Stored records
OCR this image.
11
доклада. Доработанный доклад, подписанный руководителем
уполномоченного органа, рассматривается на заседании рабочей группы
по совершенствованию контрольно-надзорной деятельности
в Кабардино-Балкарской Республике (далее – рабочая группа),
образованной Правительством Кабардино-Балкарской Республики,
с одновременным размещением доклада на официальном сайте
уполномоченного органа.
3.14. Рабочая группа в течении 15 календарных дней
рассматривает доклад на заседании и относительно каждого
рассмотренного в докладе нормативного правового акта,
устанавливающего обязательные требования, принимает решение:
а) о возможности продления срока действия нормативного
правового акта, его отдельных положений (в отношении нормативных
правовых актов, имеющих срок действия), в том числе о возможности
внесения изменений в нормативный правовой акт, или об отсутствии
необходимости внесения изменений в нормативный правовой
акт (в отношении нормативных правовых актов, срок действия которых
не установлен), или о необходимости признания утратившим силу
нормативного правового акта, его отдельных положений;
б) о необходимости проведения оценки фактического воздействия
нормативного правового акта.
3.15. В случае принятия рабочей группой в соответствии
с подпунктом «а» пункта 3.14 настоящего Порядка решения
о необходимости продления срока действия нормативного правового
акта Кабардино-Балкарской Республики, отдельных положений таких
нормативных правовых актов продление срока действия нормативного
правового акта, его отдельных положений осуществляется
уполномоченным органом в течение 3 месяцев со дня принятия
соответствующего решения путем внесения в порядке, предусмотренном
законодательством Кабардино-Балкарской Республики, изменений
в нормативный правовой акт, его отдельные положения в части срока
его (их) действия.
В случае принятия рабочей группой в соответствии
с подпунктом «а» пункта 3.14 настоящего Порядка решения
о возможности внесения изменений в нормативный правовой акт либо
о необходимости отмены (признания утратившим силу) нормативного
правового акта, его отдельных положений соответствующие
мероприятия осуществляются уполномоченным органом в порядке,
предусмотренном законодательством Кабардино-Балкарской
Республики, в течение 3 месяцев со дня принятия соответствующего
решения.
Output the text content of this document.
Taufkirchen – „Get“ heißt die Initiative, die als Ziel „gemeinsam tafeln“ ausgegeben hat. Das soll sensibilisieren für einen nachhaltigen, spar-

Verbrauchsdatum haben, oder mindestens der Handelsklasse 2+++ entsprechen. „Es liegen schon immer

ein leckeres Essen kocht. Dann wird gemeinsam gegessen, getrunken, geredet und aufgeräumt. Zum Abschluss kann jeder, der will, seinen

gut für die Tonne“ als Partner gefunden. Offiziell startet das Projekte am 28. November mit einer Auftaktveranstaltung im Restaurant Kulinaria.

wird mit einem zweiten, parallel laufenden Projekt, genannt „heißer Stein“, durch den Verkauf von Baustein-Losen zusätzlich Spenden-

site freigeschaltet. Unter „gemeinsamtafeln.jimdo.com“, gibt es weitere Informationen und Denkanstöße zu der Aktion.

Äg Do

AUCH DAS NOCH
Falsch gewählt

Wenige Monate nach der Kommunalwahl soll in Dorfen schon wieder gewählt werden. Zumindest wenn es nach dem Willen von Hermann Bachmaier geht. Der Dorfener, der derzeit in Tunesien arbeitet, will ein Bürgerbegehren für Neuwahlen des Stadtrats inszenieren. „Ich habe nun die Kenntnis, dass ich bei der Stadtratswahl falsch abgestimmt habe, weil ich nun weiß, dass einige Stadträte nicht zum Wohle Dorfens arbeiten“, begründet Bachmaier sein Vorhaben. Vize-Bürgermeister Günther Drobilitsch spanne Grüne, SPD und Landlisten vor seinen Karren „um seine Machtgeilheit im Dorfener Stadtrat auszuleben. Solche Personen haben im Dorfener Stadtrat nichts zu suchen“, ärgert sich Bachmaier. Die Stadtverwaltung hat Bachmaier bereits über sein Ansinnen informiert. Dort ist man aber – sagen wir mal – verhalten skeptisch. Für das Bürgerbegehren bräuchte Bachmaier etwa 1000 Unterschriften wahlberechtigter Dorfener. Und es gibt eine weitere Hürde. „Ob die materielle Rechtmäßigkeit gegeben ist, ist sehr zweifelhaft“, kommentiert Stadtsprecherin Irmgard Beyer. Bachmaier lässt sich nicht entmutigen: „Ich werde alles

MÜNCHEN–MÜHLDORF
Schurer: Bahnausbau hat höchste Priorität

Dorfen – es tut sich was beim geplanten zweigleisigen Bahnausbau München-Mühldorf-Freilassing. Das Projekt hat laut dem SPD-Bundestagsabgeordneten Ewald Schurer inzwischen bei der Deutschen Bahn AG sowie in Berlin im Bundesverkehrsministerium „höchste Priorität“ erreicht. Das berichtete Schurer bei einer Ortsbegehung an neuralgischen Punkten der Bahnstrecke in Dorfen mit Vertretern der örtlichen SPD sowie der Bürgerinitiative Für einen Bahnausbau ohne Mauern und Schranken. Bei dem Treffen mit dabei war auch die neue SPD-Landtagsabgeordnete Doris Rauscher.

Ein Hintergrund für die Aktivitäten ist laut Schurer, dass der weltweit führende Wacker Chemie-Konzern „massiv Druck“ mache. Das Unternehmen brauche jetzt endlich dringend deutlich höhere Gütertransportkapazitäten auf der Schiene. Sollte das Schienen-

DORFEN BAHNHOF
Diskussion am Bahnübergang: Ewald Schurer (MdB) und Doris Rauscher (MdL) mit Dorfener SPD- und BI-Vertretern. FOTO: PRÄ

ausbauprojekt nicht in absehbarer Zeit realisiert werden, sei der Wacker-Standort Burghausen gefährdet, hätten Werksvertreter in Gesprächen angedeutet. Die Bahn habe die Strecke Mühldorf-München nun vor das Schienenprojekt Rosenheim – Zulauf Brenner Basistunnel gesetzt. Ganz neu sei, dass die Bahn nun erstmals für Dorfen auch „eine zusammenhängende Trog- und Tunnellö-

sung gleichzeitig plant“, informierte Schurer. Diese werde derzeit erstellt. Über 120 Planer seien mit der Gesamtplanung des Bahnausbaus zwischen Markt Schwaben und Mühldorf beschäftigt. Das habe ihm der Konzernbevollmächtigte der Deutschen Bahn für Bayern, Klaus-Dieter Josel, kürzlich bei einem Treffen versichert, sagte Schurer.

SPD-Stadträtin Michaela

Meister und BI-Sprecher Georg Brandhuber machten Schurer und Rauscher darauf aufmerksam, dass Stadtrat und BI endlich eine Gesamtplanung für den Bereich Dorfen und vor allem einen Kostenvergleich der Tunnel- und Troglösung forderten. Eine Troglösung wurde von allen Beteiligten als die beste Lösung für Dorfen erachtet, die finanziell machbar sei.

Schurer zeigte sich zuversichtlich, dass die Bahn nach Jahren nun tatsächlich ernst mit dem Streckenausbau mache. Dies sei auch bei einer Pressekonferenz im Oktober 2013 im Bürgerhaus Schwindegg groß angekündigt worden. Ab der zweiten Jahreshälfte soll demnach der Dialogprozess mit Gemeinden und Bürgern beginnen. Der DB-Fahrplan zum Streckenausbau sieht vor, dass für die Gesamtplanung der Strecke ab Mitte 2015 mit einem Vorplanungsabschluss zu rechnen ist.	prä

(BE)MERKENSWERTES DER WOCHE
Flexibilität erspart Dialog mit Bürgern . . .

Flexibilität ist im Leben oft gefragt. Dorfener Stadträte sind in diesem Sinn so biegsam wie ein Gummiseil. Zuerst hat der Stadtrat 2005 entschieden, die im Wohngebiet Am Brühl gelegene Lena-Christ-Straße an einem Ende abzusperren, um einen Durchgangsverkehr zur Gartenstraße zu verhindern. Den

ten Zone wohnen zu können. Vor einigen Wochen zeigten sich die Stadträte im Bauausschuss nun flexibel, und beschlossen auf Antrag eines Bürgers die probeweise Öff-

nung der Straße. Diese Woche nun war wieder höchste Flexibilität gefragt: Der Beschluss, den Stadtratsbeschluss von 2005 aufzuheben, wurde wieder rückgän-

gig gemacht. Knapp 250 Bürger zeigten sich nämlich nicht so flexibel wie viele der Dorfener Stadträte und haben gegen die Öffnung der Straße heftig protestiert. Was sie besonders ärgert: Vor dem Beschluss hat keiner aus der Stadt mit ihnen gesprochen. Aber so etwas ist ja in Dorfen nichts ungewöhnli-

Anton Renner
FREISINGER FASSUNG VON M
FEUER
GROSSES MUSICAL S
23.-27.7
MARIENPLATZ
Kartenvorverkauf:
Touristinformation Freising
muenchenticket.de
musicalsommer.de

## [EXERCISE BRIEF]
Return every line above that contains the word "необходимости".

## [TASK RESPONSE]
необходимости внесения изменений в нормативный правовой
не установлен), или о необходимости признания утратившим силу
б) о необходимости проведения оценки фактического воздействия
о необходимости продления срока действия нормативного правового
о необходимости отмены (признания утратившим силу) нормативного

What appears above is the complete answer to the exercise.